Problem to solve: Omit every picture and output the rest of the records exactly as they are.

Extracted material:
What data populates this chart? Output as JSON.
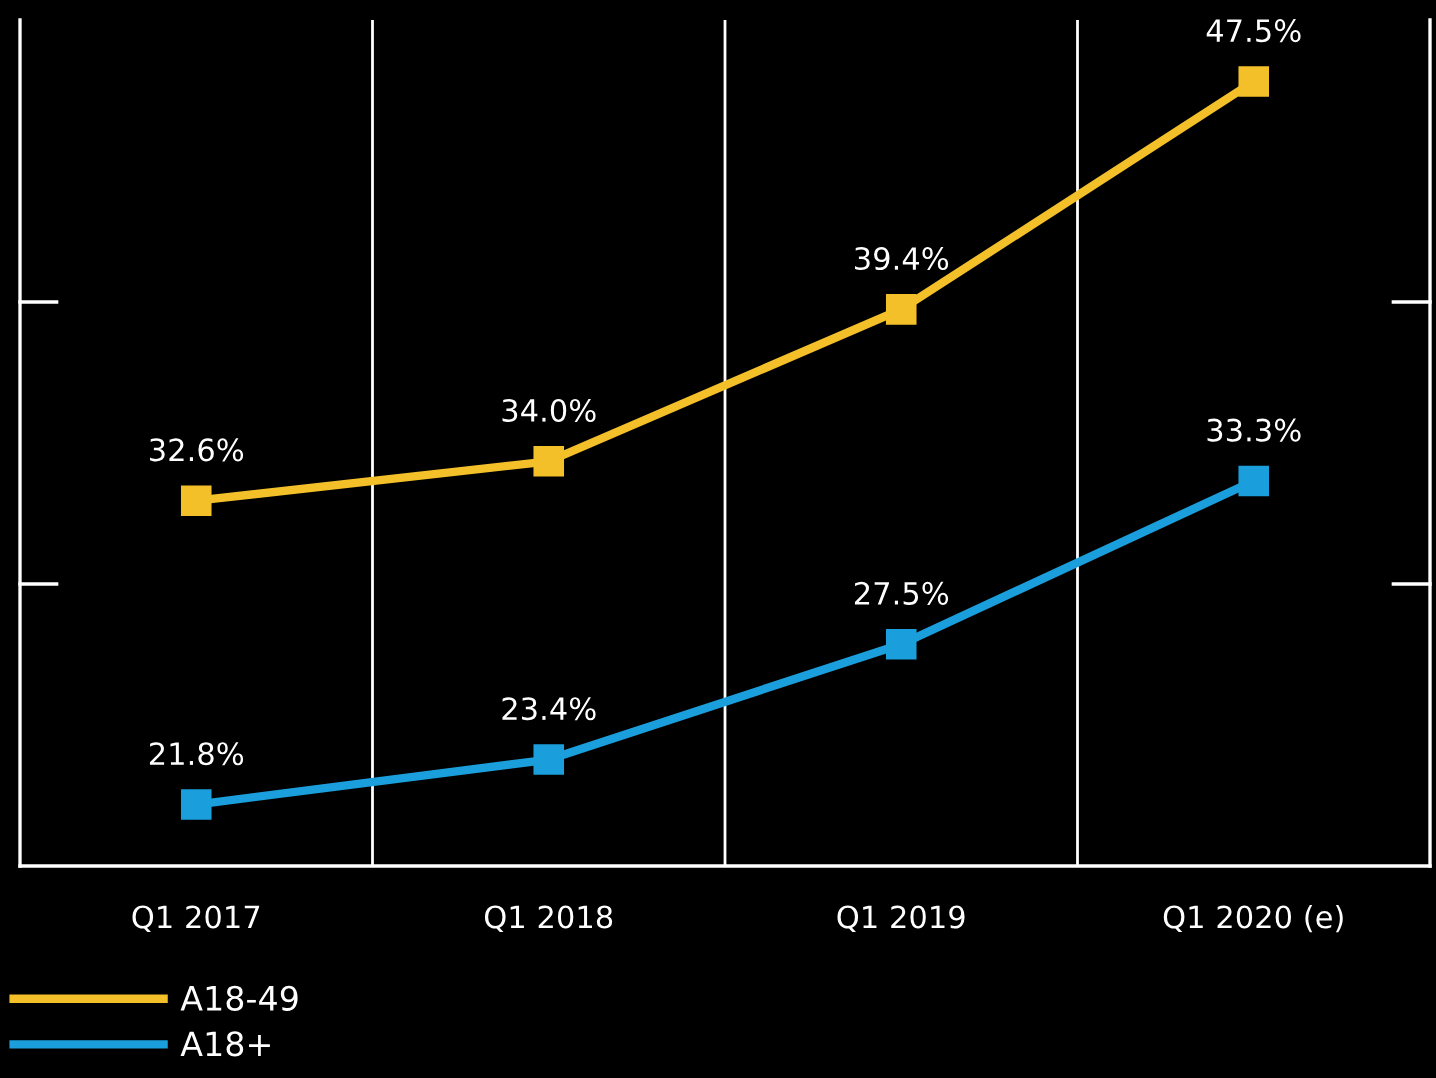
{
  "chart_data": {
    "type": "line",
    "categories": [
      "Q1 2017",
      "Q1 2018",
      "Q1 2019",
      "Q1 2020 (e)"
    ],
    "series": [
      {
        "name": "A18-49",
        "color": "#f4c02a",
        "values": [
          32.6,
          34.0,
          39.4,
          47.5
        ],
        "value_labels": [
          "32.6%",
          "34.0%",
          "39.4%",
          "47.5%"
        ]
      },
      {
        "name": "A18+",
        "color": "#1a9fdc",
        "values": [
          21.8,
          23.4,
          27.5,
          33.3
        ],
        "value_labels": [
          "21.8%",
          "23.4%",
          "27.5%",
          "33.3%"
        ]
      }
    ],
    "tick_labels": "x",
    "grid": "x",
    "legend": "bottom left",
    "marker": "square",
    "line_style": "solid"
  }
}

Solution below:
What data populates this chart? Output as JSON.
{
  "chart_data": {
    "type": "line",
    "categories": [
      "Q1 2017",
      "Q1 2018",
      "Q1 2019",
      "Q1 2020 (e)"
    ],
    "series": [
      {
        "name": "A18-49",
        "color": "#f4c02a",
        "values": [
          32.6,
          34.0,
          39.4,
          47.5
        ],
        "value_labels": [
          "32.6%",
          "34.0%",
          "39.4%",
          "47.5%"
        ]
      },
      {
        "name": "A18+",
        "color": "#1a9fdc",
        "values": [
          21.8,
          23.4,
          27.5,
          33.3
        ],
        "value_labels": [
          "21.8%",
          "23.4%",
          "27.5%",
          "33.3%"
        ]
      }
    ],
    "tick_labels": "x",
    "grid": "x",
    "legend": "bottom left",
    "marker": "square",
    "line_style": "solid"
  }
}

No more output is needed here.